INPUT RECORDS:
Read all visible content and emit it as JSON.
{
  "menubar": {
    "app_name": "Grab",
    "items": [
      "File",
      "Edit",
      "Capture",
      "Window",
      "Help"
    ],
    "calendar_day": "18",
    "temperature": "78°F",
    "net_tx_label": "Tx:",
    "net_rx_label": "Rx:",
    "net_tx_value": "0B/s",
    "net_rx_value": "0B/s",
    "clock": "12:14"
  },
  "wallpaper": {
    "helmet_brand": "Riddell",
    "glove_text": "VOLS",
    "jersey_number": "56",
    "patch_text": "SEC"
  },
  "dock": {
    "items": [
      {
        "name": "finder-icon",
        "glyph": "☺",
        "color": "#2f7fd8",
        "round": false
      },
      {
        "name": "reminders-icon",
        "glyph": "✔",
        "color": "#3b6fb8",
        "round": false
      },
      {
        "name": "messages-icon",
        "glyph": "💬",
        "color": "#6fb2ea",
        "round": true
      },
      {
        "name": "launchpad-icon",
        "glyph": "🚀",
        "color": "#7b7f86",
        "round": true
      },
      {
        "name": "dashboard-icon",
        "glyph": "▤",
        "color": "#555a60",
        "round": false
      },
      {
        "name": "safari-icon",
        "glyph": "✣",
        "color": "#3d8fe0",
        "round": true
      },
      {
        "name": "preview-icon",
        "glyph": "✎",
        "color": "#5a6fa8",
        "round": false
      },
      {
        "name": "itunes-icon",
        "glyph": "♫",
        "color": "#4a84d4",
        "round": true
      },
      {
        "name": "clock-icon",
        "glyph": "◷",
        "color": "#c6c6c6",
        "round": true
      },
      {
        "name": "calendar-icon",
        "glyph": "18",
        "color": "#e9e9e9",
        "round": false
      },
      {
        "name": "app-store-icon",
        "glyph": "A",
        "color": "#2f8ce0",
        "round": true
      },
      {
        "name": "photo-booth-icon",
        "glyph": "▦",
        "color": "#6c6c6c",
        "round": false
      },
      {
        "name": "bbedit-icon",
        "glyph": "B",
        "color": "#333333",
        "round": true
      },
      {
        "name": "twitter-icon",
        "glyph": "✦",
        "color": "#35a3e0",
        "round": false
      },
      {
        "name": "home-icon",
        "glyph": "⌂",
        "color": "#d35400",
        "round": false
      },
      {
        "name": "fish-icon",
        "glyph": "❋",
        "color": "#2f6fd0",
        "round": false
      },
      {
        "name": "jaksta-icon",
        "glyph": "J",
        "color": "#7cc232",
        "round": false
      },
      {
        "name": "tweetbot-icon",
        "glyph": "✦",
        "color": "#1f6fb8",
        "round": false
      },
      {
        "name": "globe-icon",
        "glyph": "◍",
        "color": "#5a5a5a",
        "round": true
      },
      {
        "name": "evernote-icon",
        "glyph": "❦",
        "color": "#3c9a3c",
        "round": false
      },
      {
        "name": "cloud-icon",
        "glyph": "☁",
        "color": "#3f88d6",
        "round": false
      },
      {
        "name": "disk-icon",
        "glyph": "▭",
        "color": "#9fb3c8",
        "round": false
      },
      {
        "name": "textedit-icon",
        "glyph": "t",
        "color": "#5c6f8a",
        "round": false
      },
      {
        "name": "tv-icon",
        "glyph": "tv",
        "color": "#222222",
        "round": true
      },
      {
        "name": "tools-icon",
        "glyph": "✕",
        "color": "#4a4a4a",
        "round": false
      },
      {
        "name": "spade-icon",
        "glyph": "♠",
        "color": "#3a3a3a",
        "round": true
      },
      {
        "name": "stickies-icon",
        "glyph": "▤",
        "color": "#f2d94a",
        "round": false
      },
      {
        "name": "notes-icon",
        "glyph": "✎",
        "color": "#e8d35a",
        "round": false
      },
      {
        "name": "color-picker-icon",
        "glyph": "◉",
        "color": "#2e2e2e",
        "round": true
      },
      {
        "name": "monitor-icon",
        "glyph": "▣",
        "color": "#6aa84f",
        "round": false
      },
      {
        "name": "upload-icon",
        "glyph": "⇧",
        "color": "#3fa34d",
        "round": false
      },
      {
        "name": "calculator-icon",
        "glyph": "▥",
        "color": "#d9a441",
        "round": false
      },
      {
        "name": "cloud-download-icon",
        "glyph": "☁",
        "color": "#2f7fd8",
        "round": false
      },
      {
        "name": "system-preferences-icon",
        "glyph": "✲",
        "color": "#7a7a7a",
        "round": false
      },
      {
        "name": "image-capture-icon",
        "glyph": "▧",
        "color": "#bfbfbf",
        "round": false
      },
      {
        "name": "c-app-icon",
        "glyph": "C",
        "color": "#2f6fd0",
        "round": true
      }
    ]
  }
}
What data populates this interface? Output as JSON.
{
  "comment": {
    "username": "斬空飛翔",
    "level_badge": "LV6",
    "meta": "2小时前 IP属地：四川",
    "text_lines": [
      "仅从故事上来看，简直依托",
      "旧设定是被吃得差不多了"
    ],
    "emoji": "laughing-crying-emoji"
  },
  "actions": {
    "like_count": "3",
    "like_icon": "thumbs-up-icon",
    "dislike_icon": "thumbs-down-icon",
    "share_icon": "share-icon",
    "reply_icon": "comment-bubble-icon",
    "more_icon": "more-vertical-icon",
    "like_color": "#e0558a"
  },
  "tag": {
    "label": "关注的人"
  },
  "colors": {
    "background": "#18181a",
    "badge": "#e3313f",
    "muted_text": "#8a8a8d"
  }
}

TASK PROMPT: Collect the lines that hold "JSON".

EXERCISE OUTPUT:
Read all visible content and emit it as JSON.
What data populates this interface? Output as JSON.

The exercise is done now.